:: Task brief ::
Return the full material exactly.

START Material for this exercise

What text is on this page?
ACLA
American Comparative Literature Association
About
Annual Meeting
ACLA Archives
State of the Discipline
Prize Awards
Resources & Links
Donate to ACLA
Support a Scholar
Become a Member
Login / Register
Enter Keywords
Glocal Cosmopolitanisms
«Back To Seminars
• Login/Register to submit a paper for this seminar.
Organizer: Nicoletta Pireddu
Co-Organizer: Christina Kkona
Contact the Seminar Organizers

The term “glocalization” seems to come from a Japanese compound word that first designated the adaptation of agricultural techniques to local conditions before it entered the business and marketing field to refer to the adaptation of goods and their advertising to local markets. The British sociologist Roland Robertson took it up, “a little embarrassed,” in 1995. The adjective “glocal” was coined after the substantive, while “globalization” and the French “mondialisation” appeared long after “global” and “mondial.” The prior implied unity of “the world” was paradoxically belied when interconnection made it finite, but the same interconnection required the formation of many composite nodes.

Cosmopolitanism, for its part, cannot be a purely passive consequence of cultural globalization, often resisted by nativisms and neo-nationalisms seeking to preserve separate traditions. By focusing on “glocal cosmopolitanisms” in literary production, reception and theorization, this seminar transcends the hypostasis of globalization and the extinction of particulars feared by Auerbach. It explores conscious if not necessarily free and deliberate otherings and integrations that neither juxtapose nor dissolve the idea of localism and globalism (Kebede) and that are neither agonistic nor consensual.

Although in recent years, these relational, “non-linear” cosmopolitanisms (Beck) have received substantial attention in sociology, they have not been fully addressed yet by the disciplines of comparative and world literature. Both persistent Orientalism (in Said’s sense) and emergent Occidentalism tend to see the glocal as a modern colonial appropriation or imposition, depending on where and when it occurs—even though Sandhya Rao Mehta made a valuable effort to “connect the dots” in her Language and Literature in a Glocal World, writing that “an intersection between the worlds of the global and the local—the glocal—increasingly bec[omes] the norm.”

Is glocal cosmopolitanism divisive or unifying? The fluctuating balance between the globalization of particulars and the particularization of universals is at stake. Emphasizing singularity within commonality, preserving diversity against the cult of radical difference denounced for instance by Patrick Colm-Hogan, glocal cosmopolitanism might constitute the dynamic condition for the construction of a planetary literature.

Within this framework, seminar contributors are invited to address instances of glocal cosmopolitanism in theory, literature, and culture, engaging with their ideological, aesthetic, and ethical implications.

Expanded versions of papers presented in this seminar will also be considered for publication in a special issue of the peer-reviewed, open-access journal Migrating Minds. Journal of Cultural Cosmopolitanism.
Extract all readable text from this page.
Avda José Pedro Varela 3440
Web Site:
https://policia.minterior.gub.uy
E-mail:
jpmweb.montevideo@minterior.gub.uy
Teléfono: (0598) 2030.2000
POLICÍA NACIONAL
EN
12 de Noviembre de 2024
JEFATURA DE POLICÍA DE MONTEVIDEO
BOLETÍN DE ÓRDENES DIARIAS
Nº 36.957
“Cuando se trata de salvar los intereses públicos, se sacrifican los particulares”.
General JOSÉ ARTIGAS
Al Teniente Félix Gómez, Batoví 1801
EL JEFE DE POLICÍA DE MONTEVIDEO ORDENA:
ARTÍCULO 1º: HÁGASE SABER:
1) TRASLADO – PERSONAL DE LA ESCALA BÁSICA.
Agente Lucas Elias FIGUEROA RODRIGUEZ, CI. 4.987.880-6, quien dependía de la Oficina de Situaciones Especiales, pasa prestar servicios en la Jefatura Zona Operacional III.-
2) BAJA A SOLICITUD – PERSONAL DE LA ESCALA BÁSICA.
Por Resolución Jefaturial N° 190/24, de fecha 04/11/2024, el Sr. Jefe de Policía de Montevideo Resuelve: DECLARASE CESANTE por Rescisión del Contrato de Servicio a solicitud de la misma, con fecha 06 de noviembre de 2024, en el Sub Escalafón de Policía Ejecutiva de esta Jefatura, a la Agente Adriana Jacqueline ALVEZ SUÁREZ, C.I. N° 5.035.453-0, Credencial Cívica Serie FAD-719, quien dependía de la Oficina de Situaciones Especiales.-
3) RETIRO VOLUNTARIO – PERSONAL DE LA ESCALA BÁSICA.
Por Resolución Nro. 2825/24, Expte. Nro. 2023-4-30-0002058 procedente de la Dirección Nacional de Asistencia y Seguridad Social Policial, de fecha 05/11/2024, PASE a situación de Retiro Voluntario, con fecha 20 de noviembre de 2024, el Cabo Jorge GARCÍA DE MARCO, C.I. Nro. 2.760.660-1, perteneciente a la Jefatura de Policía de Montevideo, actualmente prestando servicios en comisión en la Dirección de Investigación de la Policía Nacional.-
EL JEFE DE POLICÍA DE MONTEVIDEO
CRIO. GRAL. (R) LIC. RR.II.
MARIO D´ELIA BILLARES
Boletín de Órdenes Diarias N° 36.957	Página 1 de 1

END Material for this exercise

:: Exercise solution ::
What text is on this page?
ACLA
American Comparative Literature Association
About
Annual Meeting
ACLA Archives
State of the Discipline
Prize Awards
Resources & Links
Donate to ACLA
Support a Scholar
Become a Member
Login / Register
Enter Keywords
Glocal Cosmopolitanisms
«Back To Seminars
• Login/Register to submit a paper for this seminar.
Organizer: Nicoletta Pireddu
Co-Organizer: Christina Kkona
Contact the Seminar Organizers

The term “glocalization” seems to come from a Japanese compound word that first designated the adaptation of agricultural techniques to local conditions before it entered the business and marketing field to refer to the adaptation of goods and their advertising to local markets. The British sociologist Roland Robertson took it up, “a little embarrassed,” in 1995. The adjective “glocal” was coined after the substantive, while “globalization” and the French “mondialisation” appeared long after “global” and “mondial.” The prior implied unity of “the world” was paradoxically belied when interconnection made it finite, but the same interconnection required the formation of many composite nodes.

Cosmopolitanism, for its part, cannot be a purely passive consequence of cultural globalization, often resisted by nativisms and neo-nationalisms seeking to preserve separate traditions. By focusing on “glocal cosmopolitanisms” in literary production, reception and theorization, this seminar transcends the hypostasis of globalization and the extinction of particulars feared by Auerbach. It explores conscious if not necessarily free and deliberate otherings and integrations that neither juxtapose nor dissolve the idea of localism and globalism (Kebede) and that are neither agonistic nor consensual.

Although in recent years, these relational, “non-linear” cosmopolitanisms (Beck) have received substantial attention in sociology, they have not been fully addressed yet by the disciplines of comparative and world literature. Both persistent Orientalism (in Said’s sense) and emergent Occidentalism tend to see the glocal as a modern colonial appropriation or imposition, depending on where and when it occurs—even though Sandhya Rao Mehta made a valuable effort to “connect the dots” in her Language and Literature in a Glocal World, writing that “an intersection between the worlds of the global and the local—the glocal—increasingly bec[omes] the norm.”

Is glocal cosmopolitanism divisive or unifying? The fluctuating balance between the globalization of particulars and the particularization of universals is at stake. Emphasizing singularity within commonality, preserving diversity against the cult of radical difference denounced for instance by Patrick Colm-Hogan, glocal cosmopolitanism might constitute the dynamic condition for the construction of a planetary literature.

Within this framework, seminar contributors are invited to address instances of glocal cosmopolitanism in theory, literature, and culture, engaging with their ideological, aesthetic, and ethical implications.

Expanded versions of papers presented in this seminar will also be considered for publication in a special issue of the peer-reviewed, open-access journal Migrating Minds. Journal of Cultural Cosmopolitanism.
Extract all readable text from this page.
Avda José Pedro Varela 3440
Web Site:
https://policia.minterior.gub.uy
E-mail:
jpmweb.montevideo@minterior.gub.uy
Teléfono: (0598) 2030.2000
POLICÍA NACIONAL
EN
12 de Noviembre de 2024
JEFATURA DE POLICÍA DE MONTEVIDEO
BOLETÍN DE ÓRDENES DIARIAS
Nº 36.957
“Cuando se trata de salvar los intereses públicos, se sacrifican los particulares”.
General JOSÉ ARTIGAS
Al Teniente Félix Gómez, Batoví 1801
EL JEFE DE POLICÍA DE MONTEVIDEO ORDENA:
ARTÍCULO 1º: HÁGASE SABER:
1) TRASLADO – PERSONAL DE LA ESCALA BÁSICA.
Agente Lucas Elias FIGUEROA RODRIGUEZ, CI. 4.987.880-6, quien dependía de la Oficina de Situaciones Especiales, pasa prestar servicios en la Jefatura Zona Operacional III.-
2) BAJA A SOLICITUD – PERSONAL DE LA ESCALA BÁSICA.
Por Resolución Jefaturial N° 190/24, de fecha 04/11/2024, el Sr. Jefe de Policía de Montevideo Resuelve: DECLARASE CESANTE por Rescisión del Contrato de Servicio a solicitud de la misma, con fecha 06 de noviembre de 2024, en el Sub Escalafón de Policía Ejecutiva de esta Jefatura, a la Agente Adriana Jacqueline ALVEZ SUÁREZ, C.I. N° 5.035.453-0, Credencial Cívica Serie FAD-719, quien dependía de la Oficina de Situaciones Especiales.-
3) RETIRO VOLUNTARIO – PERSONAL DE LA ESCALA BÁSICA.
Por Resolución Nro. 2825/24, Expte. Nro. 2023-4-30-0002058 procedente de la Dirección Nacional de Asistencia y Seguridad Social Policial, de fecha 05/11/2024, PASE a situación de Retiro Voluntario, con fecha 20 de noviembre de 2024, el Cabo Jorge GARCÍA DE MARCO, C.I. Nro. 2.760.660-1, perteneciente a la Jefatura de Policía de Montevideo, actualmente prestando servicios en comisión en la Dirección de Investigación de la Policía Nacional.-
EL JEFE DE POLICÍA DE MONTEVIDEO
CRIO. GRAL. (R) LIC. RR.II.
MARIO D´ELIA BILLARES
Boletín de Órdenes Diarias N° 36.957	Página 1 de 1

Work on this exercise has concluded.